• Task statement
Copy every line of the listing below without changing anything.

Layout records:
============================================================

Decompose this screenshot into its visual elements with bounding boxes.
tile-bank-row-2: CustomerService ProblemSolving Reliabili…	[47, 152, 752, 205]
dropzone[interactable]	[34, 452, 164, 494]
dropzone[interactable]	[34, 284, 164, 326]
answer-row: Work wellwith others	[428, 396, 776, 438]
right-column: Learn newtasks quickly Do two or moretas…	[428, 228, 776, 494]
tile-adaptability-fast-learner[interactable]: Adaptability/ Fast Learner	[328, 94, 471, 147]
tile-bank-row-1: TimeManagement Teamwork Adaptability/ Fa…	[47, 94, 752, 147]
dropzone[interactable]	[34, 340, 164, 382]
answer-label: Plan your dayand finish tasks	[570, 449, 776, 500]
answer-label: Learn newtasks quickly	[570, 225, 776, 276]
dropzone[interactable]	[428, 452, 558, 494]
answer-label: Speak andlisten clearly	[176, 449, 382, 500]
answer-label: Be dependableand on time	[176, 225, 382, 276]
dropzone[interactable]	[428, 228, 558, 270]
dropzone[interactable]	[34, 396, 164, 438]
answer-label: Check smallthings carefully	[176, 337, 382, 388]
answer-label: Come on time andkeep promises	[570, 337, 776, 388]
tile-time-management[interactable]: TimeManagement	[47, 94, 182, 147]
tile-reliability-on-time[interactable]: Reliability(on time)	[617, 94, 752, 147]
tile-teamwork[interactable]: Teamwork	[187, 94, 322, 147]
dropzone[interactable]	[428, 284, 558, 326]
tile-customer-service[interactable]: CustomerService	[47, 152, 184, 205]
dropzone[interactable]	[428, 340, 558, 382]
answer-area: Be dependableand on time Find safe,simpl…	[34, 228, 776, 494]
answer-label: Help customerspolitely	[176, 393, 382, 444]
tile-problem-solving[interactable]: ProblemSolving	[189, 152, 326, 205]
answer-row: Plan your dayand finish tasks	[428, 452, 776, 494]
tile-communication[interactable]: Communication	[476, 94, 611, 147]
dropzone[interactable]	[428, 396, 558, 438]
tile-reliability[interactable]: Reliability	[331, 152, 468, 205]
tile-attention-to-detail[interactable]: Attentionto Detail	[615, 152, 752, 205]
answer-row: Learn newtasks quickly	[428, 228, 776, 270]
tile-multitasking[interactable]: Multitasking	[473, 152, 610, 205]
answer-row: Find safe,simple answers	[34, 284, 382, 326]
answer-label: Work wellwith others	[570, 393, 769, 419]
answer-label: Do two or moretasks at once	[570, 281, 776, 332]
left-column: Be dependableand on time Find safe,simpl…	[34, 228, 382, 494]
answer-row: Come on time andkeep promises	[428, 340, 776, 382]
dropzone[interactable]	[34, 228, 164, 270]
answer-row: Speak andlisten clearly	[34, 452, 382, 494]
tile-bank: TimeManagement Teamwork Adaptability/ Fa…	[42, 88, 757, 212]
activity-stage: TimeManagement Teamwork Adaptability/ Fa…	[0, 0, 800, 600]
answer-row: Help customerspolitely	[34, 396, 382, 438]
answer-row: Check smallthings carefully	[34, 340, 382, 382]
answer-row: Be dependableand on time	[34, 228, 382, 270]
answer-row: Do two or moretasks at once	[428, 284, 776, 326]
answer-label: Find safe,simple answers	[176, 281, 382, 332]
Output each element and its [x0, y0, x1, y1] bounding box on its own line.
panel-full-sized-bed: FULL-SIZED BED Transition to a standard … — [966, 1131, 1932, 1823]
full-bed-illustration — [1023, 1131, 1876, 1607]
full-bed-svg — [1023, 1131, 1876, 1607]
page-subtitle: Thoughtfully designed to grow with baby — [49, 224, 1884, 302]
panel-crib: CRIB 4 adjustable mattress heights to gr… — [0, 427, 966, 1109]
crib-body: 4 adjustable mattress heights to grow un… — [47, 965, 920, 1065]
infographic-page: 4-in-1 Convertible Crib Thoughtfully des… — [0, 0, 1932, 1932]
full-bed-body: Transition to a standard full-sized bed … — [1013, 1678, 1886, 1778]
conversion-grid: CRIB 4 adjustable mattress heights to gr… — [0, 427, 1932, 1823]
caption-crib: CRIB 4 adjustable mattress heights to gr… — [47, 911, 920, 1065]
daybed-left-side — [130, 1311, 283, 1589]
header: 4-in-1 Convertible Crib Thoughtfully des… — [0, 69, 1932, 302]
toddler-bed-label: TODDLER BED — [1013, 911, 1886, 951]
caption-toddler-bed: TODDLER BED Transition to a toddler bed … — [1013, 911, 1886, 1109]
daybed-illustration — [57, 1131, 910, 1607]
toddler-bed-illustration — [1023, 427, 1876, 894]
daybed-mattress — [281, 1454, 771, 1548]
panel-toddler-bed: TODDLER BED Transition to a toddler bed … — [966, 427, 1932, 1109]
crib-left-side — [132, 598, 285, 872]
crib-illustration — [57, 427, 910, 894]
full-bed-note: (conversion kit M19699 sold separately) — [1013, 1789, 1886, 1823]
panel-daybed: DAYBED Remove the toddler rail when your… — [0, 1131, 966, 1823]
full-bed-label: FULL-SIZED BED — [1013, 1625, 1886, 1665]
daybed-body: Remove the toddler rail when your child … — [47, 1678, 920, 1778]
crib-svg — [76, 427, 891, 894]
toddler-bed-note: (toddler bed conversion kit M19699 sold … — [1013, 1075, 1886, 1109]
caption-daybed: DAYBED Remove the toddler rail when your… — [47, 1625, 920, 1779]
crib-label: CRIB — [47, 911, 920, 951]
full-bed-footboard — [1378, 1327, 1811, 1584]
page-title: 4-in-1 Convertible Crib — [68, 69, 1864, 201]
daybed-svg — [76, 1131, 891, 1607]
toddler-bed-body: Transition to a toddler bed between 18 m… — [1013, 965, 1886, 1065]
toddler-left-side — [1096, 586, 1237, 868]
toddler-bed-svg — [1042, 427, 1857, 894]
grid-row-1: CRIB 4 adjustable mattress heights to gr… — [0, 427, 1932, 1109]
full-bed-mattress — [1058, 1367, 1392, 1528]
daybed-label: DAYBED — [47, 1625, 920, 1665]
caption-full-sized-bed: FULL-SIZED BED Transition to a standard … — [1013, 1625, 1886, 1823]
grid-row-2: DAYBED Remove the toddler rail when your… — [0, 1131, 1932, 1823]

============================================================

• Task output
Decompose this screenshot into its visual elements with bounding boxes.
tile-bank-row-2: CustomerService ProblemSolving Reliabili…	[47, 152, 752, 205]
dropzone[interactable]	[34, 452, 164, 494]
dropzone[interactable]	[34, 284, 164, 326]
answer-row: Work wellwith others	[428, 396, 776, 438]
right-column: Learn newtasks quickly Do two or moretas…	[428, 228, 776, 494]
tile-adaptability-fast-learner[interactable]: Adaptability/ Fast Learner	[328, 94, 471, 147]
tile-bank-row-1: TimeManagement Teamwork Adaptability/ Fa…	[47, 94, 752, 147]
dropzone[interactable]	[34, 340, 164, 382]
answer-label: Plan your dayand finish tasks	[570, 449, 776, 500]
answer-label: Learn newtasks quickly	[570, 225, 776, 276]
dropzone[interactable]	[428, 452, 558, 494]
answer-label: Speak andlisten clearly	[176, 449, 382, 500]
answer-label: Be dependableand on time	[176, 225, 382, 276]
dropzone[interactable]	[428, 228, 558, 270]
dropzone[interactable]	[34, 396, 164, 438]
answer-label: Check smallthings carefully	[176, 337, 382, 388]
answer-label: Come on time andkeep promises	[570, 337, 776, 388]
tile-time-management[interactable]: TimeManagement	[47, 94, 182, 147]
tile-reliability-on-time[interactable]: Reliability(on time)	[617, 94, 752, 147]
tile-teamwork[interactable]: Teamwork	[187, 94, 322, 147]
dropzone[interactable]	[428, 284, 558, 326]
tile-customer-service[interactable]: CustomerService	[47, 152, 184, 205]
dropzone[interactable]	[428, 340, 558, 382]
answer-area: Be dependableand on time Find safe,simpl…	[34, 228, 776, 494]
answer-label: Help customerspolitely	[176, 393, 382, 444]
tile-problem-solving[interactable]: ProblemSolving	[189, 152, 326, 205]
answer-row: Plan your dayand finish tasks	[428, 452, 776, 494]
tile-communication[interactable]: Communication	[476, 94, 611, 147]
dropzone[interactable]	[428, 396, 558, 438]
tile-reliability[interactable]: Reliability	[331, 152, 468, 205]
tile-attention-to-detail[interactable]: Attentionto Detail	[615, 152, 752, 205]
answer-row: Learn newtasks quickly	[428, 228, 776, 270]
tile-multitasking[interactable]: Multitasking	[473, 152, 610, 205]
answer-row: Find safe,simple answers	[34, 284, 382, 326]
answer-label: Work wellwith others	[570, 393, 769, 419]
answer-label: Do two or moretasks at once	[570, 281, 776, 332]
left-column: Be dependableand on time Find safe,simpl…	[34, 228, 382, 494]
answer-row: Come on time andkeep promises	[428, 340, 776, 382]
dropzone[interactable]	[34, 228, 164, 270]
answer-row: Speak andlisten clearly	[34, 452, 382, 494]
tile-bank: TimeManagement Teamwork Adaptability/ Fa…	[42, 88, 757, 212]
activity-stage: TimeManagement Teamwork Adaptability/ Fa…	[0, 0, 800, 600]
answer-row: Help customerspolitely	[34, 396, 382, 438]
answer-row: Check smallthings carefully	[34, 340, 382, 382]
answer-row: Be dependableand on time	[34, 228, 382, 270]
answer-row: Do two or moretasks at once	[428, 284, 776, 326]
answer-label: Find safe,simple answers	[176, 281, 382, 332]
Output each element and its [x0, y0, x1, y1] bounding box on its own line.
panel-full-sized-bed: FULL-SIZED BED Transition to a standard … — [966, 1131, 1932, 1823]
full-bed-illustration — [1023, 1131, 1876, 1607]
full-bed-svg — [1023, 1131, 1876, 1607]
page-subtitle: Thoughtfully designed to grow with baby — [49, 224, 1884, 302]
panel-crib: CRIB 4 adjustable mattress heights to gr… — [0, 427, 966, 1109]
crib-body: 4 adjustable mattress heights to grow un… — [47, 965, 920, 1065]
infographic-page: 4-in-1 Convertible Crib Thoughtfully des… — [0, 0, 1932, 1932]
full-bed-body: Transition to a standard full-sized bed … — [1013, 1678, 1886, 1778]
conversion-grid: CRIB 4 adjustable mattress heights to gr… — [0, 427, 1932, 1823]
caption-crib: CRIB 4 adjustable mattress heights to gr… — [47, 911, 920, 1065]
daybed-left-side — [130, 1311, 283, 1589]
header: 4-in-1 Convertible Crib Thoughtfully des… — [0, 69, 1932, 302]
toddler-bed-label: TODDLER BED — [1013, 911, 1886, 951]
caption-toddler-bed: TODDLER BED Transition to a toddler bed … — [1013, 911, 1886, 1109]
daybed-illustration — [57, 1131, 910, 1607]
toddler-bed-illustration — [1023, 427, 1876, 894]
daybed-mattress — [281, 1454, 771, 1548]
panel-toddler-bed: TODDLER BED Transition to a toddler bed … — [966, 427, 1932, 1109]
crib-left-side — [132, 598, 285, 872]
crib-illustration — [57, 427, 910, 894]
full-bed-note: (conversion kit M19699 sold separately) — [1013, 1789, 1886, 1823]
panel-daybed: DAYBED Remove the toddler rail when your… — [0, 1131, 966, 1823]
full-bed-label: FULL-SIZED BED — [1013, 1625, 1886, 1665]
daybed-body: Remove the toddler rail when your child … — [47, 1678, 920, 1778]
crib-svg — [76, 427, 891, 894]
toddler-bed-note: (toddler bed conversion kit M19699 sold … — [1013, 1075, 1886, 1109]
caption-daybed: DAYBED Remove the toddler rail when your… — [47, 1625, 920, 1779]
crib-label: CRIB — [47, 911, 920, 951]
full-bed-footboard — [1378, 1327, 1811, 1584]
page-title: 4-in-1 Convertible Crib — [68, 69, 1864, 201]
daybed-svg — [76, 1131, 891, 1607]
toddler-bed-body: Transition to a toddler bed between 18 m… — [1013, 965, 1886, 1065]
toddler-left-side — [1096, 586, 1237, 868]
toddler-bed-svg — [1042, 427, 1857, 894]
grid-row-1: CRIB 4 adjustable mattress heights to gr… — [0, 427, 1932, 1109]
full-bed-mattress — [1058, 1367, 1392, 1528]
daybed-label: DAYBED — [47, 1625, 920, 1665]
caption-full-sized-bed: FULL-SIZED BED Transition to a standard … — [1013, 1625, 1886, 1823]
grid-row-2: DAYBED Remove the toddler rail when your… — [0, 1131, 1932, 1823]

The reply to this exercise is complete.